[Rows from a figure dataset]
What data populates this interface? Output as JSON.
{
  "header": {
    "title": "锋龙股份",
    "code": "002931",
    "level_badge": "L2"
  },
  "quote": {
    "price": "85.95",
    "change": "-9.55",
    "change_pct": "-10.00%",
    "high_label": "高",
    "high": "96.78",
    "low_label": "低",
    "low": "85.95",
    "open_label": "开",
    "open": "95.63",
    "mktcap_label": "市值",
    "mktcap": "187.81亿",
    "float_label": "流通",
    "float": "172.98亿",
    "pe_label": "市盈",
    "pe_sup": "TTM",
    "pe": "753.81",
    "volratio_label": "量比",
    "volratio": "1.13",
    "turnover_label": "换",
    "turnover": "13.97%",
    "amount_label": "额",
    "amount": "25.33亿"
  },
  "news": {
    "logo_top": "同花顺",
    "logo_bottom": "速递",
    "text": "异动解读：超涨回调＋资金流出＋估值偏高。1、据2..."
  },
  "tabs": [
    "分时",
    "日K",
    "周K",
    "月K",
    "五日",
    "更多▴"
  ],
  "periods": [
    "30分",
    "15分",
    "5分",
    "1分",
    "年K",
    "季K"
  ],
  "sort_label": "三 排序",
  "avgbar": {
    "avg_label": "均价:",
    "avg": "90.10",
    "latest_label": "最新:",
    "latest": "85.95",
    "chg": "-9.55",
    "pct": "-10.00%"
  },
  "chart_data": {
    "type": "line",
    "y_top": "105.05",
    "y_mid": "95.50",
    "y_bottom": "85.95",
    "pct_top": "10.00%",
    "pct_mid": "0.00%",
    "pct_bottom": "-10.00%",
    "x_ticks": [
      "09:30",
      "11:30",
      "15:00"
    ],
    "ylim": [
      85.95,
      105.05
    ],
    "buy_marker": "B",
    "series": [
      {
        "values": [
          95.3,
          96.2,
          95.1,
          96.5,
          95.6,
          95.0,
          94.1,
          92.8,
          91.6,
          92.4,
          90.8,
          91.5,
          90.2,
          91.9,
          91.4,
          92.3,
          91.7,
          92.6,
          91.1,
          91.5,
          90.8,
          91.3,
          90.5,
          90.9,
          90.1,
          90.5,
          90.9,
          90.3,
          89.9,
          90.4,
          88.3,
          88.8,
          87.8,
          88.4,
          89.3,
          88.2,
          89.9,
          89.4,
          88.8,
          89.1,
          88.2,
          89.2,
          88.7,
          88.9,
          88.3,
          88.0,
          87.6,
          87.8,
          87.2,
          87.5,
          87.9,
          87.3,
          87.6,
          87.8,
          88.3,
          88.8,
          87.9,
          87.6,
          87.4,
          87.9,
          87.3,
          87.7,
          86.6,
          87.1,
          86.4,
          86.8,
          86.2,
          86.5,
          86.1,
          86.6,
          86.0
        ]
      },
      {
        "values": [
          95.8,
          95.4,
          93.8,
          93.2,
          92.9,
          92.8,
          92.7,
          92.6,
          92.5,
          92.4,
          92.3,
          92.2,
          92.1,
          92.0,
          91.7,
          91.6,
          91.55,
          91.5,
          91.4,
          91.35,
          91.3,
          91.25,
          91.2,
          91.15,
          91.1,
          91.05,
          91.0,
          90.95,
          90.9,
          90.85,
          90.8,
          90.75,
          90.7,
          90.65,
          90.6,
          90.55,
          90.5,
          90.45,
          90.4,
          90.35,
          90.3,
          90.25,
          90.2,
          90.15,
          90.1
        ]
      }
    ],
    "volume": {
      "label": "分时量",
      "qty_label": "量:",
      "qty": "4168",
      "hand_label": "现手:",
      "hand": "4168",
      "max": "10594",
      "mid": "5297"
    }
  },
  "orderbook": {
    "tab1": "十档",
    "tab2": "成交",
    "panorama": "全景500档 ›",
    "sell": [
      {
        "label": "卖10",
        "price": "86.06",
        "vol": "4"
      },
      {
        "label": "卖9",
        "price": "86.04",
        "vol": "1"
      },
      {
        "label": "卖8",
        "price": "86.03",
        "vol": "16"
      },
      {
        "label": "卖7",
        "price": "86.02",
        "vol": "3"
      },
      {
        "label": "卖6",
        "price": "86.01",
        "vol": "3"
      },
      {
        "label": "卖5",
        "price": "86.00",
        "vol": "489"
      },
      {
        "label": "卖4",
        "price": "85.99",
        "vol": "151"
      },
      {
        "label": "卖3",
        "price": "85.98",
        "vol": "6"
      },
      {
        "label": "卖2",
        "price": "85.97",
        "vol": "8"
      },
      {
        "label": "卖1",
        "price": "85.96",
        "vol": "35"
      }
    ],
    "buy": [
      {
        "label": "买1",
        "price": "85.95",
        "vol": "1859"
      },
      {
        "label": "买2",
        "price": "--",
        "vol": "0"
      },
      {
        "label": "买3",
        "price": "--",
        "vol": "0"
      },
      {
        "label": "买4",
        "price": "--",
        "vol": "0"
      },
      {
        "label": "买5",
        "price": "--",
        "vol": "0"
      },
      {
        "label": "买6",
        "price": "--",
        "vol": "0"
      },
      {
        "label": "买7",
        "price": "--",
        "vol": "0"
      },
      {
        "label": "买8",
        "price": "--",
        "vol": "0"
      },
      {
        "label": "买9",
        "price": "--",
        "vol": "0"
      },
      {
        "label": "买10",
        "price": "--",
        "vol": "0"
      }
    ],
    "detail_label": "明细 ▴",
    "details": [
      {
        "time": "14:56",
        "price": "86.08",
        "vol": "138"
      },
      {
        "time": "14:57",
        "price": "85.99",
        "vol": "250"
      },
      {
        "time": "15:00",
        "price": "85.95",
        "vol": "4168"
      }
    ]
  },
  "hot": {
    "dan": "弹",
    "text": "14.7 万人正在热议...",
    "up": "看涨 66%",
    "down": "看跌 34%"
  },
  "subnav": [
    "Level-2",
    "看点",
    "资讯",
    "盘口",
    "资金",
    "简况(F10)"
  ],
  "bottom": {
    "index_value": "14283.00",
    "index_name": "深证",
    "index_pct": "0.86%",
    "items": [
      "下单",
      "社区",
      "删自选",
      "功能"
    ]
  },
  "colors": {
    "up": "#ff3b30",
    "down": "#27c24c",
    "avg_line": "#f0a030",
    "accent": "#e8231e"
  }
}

▶ _Required task_
All of the entries above should be written out again exactly.

▶ _Written answer_
What data populates this interface? Output as JSON.
{
  "header": {
    "title": "锋龙股份",
    "code": "002931",
    "level_badge": "L2"
  },
  "quote": {
    "price": "85.95",
    "change": "-9.55",
    "change_pct": "-10.00%",
    "high_label": "高",
    "high": "96.78",
    "low_label": "低",
    "low": "85.95",
    "open_label": "开",
    "open": "95.63",
    "mktcap_label": "市值",
    "mktcap": "187.81亿",
    "float_label": "流通",
    "float": "172.98亿",
    "pe_label": "市盈",
    "pe_sup": "TTM",
    "pe": "753.81",
    "volratio_label": "量比",
    "volratio": "1.13",
    "turnover_label": "换",
    "turnover": "13.97%",
    "amount_label": "额",
    "amount": "25.33亿"
  },
  "news": {
    "logo_top": "同花顺",
    "logo_bottom": "速递",
    "text": "异动解读：超涨回调＋资金流出＋估值偏高。1、据2..."
  },
  "tabs": [
    "分时",
    "日K",
    "周K",
    "月K",
    "五日",
    "更多▴"
  ],
  "periods": [
    "30分",
    "15分",
    "5分",
    "1分",
    "年K",
    "季K"
  ],
  "sort_label": "三 排序",
  "avgbar": {
    "avg_label": "均价:",
    "avg": "90.10",
    "latest_label": "最新:",
    "latest": "85.95",
    "chg": "-9.55",
    "pct": "-10.00%"
  },
  "chart_data": {
    "type": "line",
    "y_top": "105.05",
    "y_mid": "95.50",
    "y_bottom": "85.95",
    "pct_top": "10.00%",
    "pct_mid": "0.00%",
    "pct_bottom": "-10.00%",
    "x_ticks": [
      "09:30",
      "11:30",
      "15:00"
    ],
    "ylim": [
      85.95,
      105.05
    ],
    "buy_marker": "B",
    "series": [
      {
        "values": [
          95.3,
          96.2,
          95.1,
          96.5,
          95.6,
          95.0,
          94.1,
          92.8,
          91.6,
          92.4,
          90.8,
          91.5,
          90.2,
          91.9,
          91.4,
          92.3,
          91.7,
          92.6,
          91.1,
          91.5,
          90.8,
          91.3,
          90.5,
          90.9,
          90.1,
          90.5,
          90.9,
          90.3,
          89.9,
          90.4,
          88.3,
          88.8,
          87.8,
          88.4,
          89.3,
          88.2,
          89.9,
          89.4,
          88.8,
          89.1,
          88.2,
          89.2,
          88.7,
          88.9,
          88.3,
          88.0,
          87.6,
          87.8,
          87.2,
          87.5,
          87.9,
          87.3,
          87.6,
          87.8,
          88.3,
          88.8,
          87.9,
          87.6,
          87.4,
          87.9,
          87.3,
          87.7,
          86.6,
          87.1,
          86.4,
          86.8,
          86.2,
          86.5,
          86.1,
          86.6,
          86.0
        ]
      },
      {
        "values": [
          95.8,
          95.4,
          93.8,
          93.2,
          92.9,
          92.8,
          92.7,
          92.6,
          92.5,
          92.4,
          92.3,
          92.2,
          92.1,
          92.0,
          91.7,
          91.6,
          91.55,
          91.5,
          91.4,
          91.35,
          91.3,
          91.25,
          91.2,
          91.15,
          91.1,
          91.05,
          91.0,
          90.95,
          90.9,
          90.85,
          90.8,
          90.75,
          90.7,
          90.65,
          90.6,
          90.55,
          90.5,
          90.45,
          90.4,
          90.35,
          90.3,
          90.25,
          90.2,
          90.15,
          90.1
        ]
      }
    ],
    "volume": {
      "label": "分时量",
      "qty_label": "量:",
      "qty": "4168",
      "hand_label": "现手:",
      "hand": "4168",
      "max": "10594",
      "mid": "5297"
    }
  },
  "orderbook": {
    "tab1": "十档",
    "tab2": "成交",
    "panorama": "全景500档 ›",
    "sell": [
      {
        "label": "卖10",
        "price": "86.06",
        "vol": "4"
      },
      {
        "label": "卖9",
        "price": "86.04",
        "vol": "1"
      },
      {
        "label": "卖8",
        "price": "86.03",
        "vol": "16"
      },
      {
        "label": "卖7",
        "price": "86.02",
        "vol": "3"
      },
      {
        "label": "卖6",
        "price": "86.01",
        "vol": "3"
      },
      {
        "label": "卖5",
        "price": "86.00",
        "vol": "489"
      },
      {
        "label": "卖4",
        "price": "85.99",
        "vol": "151"
      },
      {
        "label": "卖3",
        "price": "85.98",
        "vol": "6"
      },
      {
        "label": "卖2",
        "price": "85.97",
        "vol": "8"
      },
      {
        "label": "卖1",
        "price": "85.96",
        "vol": "35"
      }
    ],
    "buy": [
      {
        "label": "买1",
        "price": "85.95",
        "vol": "1859"
      },
      {
        "label": "买2",
        "price": "--",
        "vol": "0"
      },
      {
        "label": "买3",
        "price": "--",
        "vol": "0"
      },
      {
        "label": "买4",
        "price": "--",
        "vol": "0"
      },
      {
        "label": "买5",
        "price": "--",
        "vol": "0"
      },
      {
        "label": "买6",
        "price": "--",
        "vol": "0"
      },
      {
        "label": "买7",
        "price": "--",
        "vol": "0"
      },
      {
        "label": "买8",
        "price": "--",
        "vol": "0"
      },
      {
        "label": "买9",
        "price": "--",
        "vol": "0"
      },
      {
        "label": "买10",
        "price": "--",
        "vol": "0"
      }
    ],
    "detail_label": "明细 ▴",
    "details": [
      {
        "time": "14:56",
        "price": "86.08",
        "vol": "138"
      },
      {
        "time": "14:57",
        "price": "85.99",
        "vol": "250"
      },
      {
        "time": "15:00",
        "price": "85.95",
        "vol": "4168"
      }
    ]
  },
  "hot": {
    "dan": "弹",
    "text": "14.7 万人正在热议...",
    "up": "看涨 66%",
    "down": "看跌 34%"
  },
  "subnav": [
    "Level-2",
    "看点",
    "资讯",
    "盘口",
    "资金",
    "简况(F10)"
  ],
  "bottom": {
    "index_value": "14283.00",
    "index_name": "深证",
    "index_pct": "0.86%",
    "items": [
      "下单",
      "社区",
      "删自选",
      "功能"
    ]
  },
  "colors": {
    "up": "#ff3b30",
    "down": "#27c24c",
    "avg_line": "#f0a030",
    "accent": "#e8231e"
  }
}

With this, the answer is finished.